● **AIM**: Copy every line that mentions the word "dolphins".

## start DATA SHOWN

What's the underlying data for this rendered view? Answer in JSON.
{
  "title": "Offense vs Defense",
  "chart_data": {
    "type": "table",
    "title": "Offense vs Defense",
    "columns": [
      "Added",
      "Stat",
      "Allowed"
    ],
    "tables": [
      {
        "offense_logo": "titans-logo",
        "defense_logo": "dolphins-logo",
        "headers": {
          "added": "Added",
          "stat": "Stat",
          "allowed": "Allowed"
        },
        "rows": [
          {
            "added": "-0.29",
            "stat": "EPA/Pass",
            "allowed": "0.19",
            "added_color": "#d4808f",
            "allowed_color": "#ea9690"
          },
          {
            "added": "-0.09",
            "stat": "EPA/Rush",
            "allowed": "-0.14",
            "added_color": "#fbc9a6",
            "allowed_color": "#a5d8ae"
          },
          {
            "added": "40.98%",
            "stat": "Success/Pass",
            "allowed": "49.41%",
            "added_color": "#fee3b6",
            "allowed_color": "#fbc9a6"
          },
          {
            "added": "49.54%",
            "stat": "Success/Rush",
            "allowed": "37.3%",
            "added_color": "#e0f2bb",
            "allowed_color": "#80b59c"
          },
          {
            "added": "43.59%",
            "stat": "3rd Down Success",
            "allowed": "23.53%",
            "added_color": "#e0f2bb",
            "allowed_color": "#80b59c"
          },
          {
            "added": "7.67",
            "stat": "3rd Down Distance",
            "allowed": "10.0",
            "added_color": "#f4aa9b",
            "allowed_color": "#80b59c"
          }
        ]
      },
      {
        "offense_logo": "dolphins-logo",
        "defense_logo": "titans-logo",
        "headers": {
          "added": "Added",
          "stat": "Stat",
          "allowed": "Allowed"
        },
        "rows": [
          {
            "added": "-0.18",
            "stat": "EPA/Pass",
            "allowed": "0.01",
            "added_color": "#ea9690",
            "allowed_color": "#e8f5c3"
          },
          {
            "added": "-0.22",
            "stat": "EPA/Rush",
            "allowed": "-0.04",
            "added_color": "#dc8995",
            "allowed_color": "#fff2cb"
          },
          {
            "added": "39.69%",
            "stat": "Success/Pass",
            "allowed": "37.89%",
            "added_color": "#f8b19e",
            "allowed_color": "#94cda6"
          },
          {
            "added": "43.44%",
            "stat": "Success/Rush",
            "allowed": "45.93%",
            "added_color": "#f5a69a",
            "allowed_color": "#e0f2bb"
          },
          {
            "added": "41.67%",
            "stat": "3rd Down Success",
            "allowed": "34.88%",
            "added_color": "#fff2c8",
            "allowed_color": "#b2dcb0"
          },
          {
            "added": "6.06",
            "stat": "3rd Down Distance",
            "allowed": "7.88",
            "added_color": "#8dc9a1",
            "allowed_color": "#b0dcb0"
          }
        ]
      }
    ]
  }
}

## end DATA SHOWN

● **RESULT OF THE EXERCISE**:
        "defense_logo": "dolphins-logo",
        "offense_logo": "dolphins-logo",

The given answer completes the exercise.